Go through the listing and return every line with "proposed" in it.

╔══

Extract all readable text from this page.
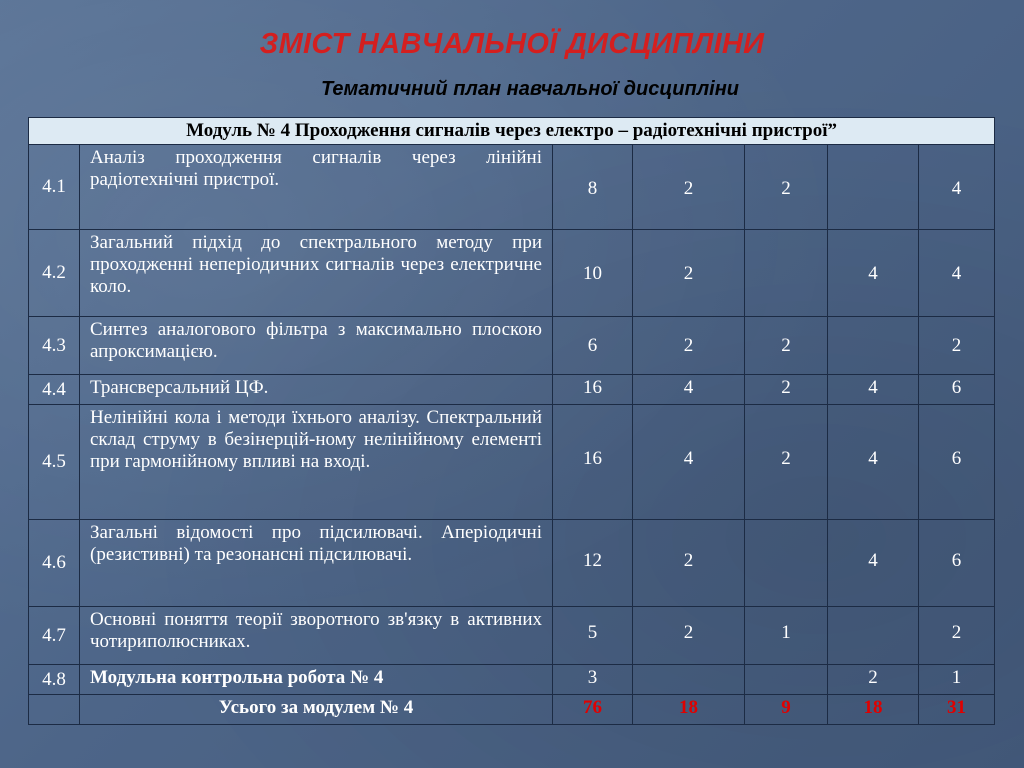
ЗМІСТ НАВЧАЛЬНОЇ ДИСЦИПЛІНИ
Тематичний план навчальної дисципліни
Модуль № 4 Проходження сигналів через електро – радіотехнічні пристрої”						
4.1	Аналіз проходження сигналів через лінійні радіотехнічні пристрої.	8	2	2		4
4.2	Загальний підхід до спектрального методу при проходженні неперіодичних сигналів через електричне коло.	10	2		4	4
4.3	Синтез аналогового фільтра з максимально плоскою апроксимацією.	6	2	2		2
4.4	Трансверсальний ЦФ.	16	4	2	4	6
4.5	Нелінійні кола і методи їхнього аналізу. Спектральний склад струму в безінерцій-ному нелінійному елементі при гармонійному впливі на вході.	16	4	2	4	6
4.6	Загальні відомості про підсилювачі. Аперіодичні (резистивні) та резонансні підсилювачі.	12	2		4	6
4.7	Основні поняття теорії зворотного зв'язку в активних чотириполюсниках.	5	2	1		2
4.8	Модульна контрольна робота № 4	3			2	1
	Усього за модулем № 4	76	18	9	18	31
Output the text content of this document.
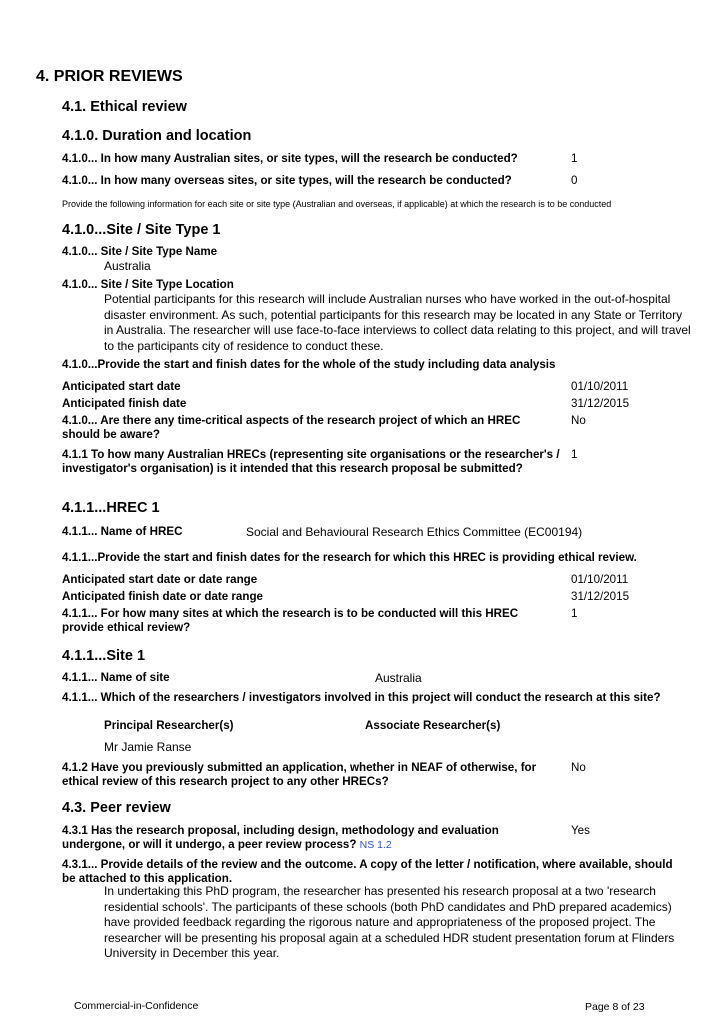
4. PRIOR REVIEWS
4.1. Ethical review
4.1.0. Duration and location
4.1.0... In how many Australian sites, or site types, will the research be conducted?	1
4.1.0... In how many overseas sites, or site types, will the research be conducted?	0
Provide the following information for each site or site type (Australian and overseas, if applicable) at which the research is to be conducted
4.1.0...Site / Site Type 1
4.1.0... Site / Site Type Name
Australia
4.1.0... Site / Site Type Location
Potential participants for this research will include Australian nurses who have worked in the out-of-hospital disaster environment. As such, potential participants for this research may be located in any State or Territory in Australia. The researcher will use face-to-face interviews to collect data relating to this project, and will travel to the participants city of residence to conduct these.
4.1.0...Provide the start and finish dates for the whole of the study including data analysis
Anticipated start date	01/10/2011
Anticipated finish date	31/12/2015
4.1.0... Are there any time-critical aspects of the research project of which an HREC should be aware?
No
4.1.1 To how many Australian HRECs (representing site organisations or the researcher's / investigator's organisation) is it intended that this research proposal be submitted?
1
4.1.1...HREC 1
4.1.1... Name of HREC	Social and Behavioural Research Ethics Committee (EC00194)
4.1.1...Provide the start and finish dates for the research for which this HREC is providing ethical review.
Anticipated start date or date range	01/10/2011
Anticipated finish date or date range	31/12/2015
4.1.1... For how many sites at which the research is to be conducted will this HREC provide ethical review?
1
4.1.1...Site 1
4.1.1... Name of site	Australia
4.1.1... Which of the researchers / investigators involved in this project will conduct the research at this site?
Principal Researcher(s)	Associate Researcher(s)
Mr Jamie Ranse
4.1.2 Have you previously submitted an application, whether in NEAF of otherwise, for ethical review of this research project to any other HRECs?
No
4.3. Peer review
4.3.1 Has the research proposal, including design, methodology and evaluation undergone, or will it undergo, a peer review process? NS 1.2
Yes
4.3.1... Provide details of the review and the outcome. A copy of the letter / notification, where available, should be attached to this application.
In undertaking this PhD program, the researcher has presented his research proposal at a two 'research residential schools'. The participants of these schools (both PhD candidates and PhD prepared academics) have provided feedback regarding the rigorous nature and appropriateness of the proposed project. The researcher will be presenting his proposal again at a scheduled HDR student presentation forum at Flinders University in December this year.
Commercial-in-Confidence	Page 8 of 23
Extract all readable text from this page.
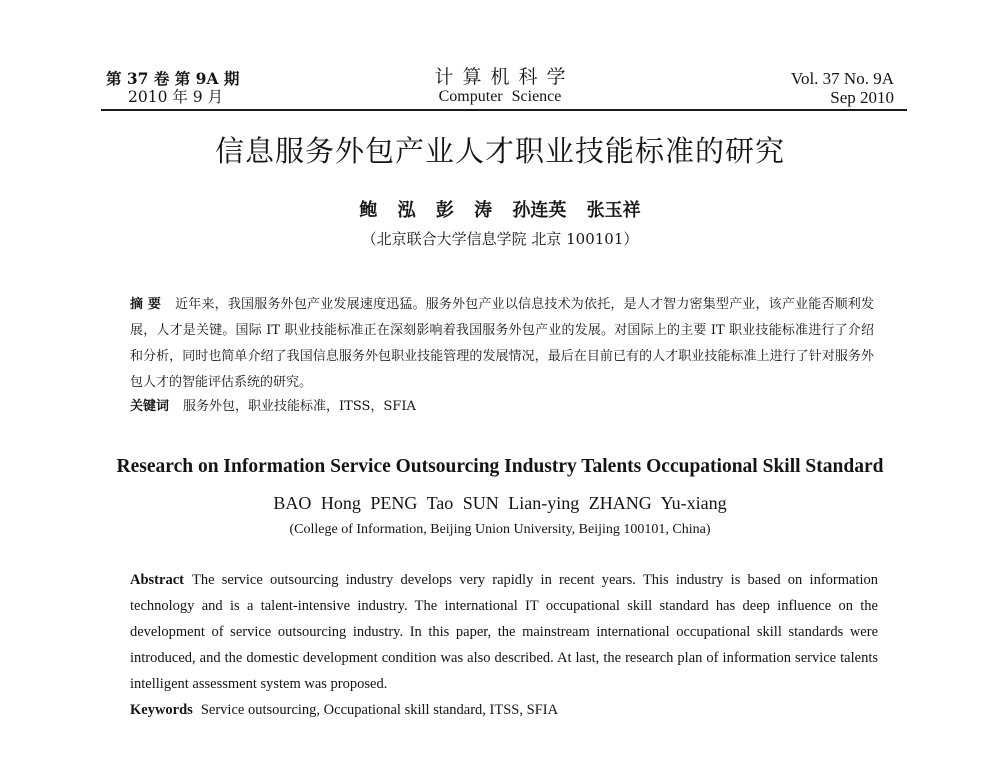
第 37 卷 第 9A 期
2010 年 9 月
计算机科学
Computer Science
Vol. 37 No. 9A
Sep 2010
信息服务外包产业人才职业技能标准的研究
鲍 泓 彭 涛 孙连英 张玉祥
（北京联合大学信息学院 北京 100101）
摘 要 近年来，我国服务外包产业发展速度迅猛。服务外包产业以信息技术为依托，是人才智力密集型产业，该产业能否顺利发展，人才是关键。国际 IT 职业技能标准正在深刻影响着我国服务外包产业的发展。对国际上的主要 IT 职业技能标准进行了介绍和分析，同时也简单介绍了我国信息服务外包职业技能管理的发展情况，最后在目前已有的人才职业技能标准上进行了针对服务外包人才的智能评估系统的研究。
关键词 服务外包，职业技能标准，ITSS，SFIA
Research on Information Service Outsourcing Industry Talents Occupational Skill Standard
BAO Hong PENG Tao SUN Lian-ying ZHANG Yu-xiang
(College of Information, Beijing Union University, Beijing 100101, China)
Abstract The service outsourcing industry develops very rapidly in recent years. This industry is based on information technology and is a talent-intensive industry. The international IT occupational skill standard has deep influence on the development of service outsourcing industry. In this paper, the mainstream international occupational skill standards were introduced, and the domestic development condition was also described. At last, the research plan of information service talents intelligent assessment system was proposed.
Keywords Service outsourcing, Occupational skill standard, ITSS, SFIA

╚══

• WRITTEN SOLUTION:
In undertaking this PhD program, the researcher has presented his research proposal at a two 'research residential schools'. The participants of these schools (both PhD candidates and PhD prepared academics) have provided feedback regarding the rigorous nature and appropriateness of the proposed project. The researcher will be presenting his proposal again at a scheduled HDR student presentation forum at Flinders University in December this year.
Abstract The service outsourcing industry develops very rapidly in recent years. This industry is based on information technology and is a talent-intensive industry. The international IT occupational skill standard has deep influence on the development of service outsourcing industry. In this paper, the mainstream international occupational skill standards were introduced, and the domestic development condition was also described. At last, the research plan of information service talents intelligent assessment system was proposed.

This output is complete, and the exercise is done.